The request: Locate the string "administração" in the listing below. Copy every line where it is found.

Material supplied:
*-*-*

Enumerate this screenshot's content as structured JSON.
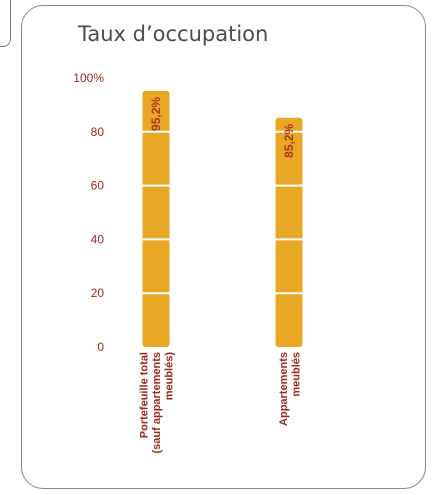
{
  "colors": {
    "bar": "#e8a826",
    "separator": "#ffffff",
    "text": "#9c2a1c",
    "value_label": "#b0351f",
    "title": "#4d4d4d",
    "frame": "#8a8a8a"
  },
  "chart_data": {
    "type": "bar",
    "orientation": "vertical",
    "title": "Taux d’occupation",
    "xlabel": "",
    "ylabel": "",
    "ylim": [
      0,
      100
    ],
    "grid": false,
    "legend": "none",
    "y_ticks": [
      0,
      20,
      40,
      60,
      80,
      100
    ],
    "y_tick_labels": [
      "0",
      "20",
      "40",
      "60",
      "80",
      "100%"
    ],
    "categories": [
      [
        "Portefeuille total",
        "(sauf appartements",
        "meublés)"
      ],
      [
        "Appartements",
        "meublés"
      ]
    ],
    "values": [
      95.2,
      85.2
    ],
    "value_labels": [
      "95,2%",
      "85,2%"
    ]
  }
}
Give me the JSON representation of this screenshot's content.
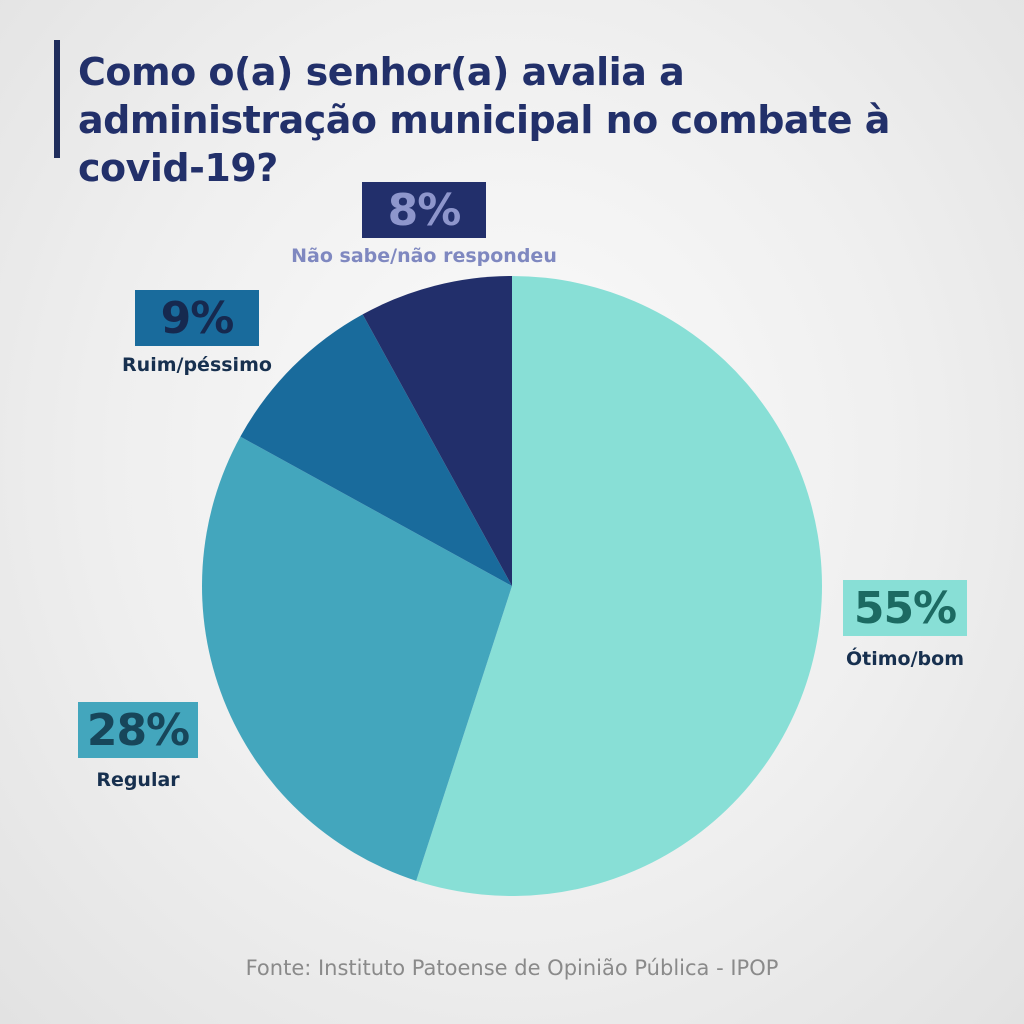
{
  "title": "Como o(a) senhor(a) avalia a administração municipal no combate à covid-19?",
  "source": "Fonte: Instituto Patoense de Opinião Pública - IPOP",
  "chart_data": {
    "type": "pie",
    "title": "Como o(a) senhor(a) avalia a administração municipal no combate à covid-19?",
    "unit": "%",
    "slices": [
      {
        "label": "Ótimo/bom",
        "value": 55,
        "value_label": "55%",
        "color": "#88dfd6",
        "label_color": "#1c6a62",
        "badge_color": "#88dfd6"
      },
      {
        "label": "Regular",
        "value": 28,
        "value_label": "28%",
        "color": "#43a6bd",
        "label_color": "#17465a",
        "badge_color": "#43a6bd"
      },
      {
        "label": "Ruim/péssimo",
        "value": 9,
        "value_label": "9%",
        "color": "#196b9c",
        "label_color": "#17304f",
        "badge_color": "#196b9c"
      },
      {
        "label": "Não sabe/não respondeu",
        "value": 8,
        "value_label": "8%",
        "color": "#222f6b",
        "label_color": "#7f88c0",
        "badge_color": "#222f6b"
      }
    ]
  }
}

*-*-*

Completed exercise:
  "title": "Como o(a) senhor(a) avalia a administração municipal no combate à covid-19?",
    "title": "Como o(a) senhor(a) avalia a administração municipal no combate à covid-19?",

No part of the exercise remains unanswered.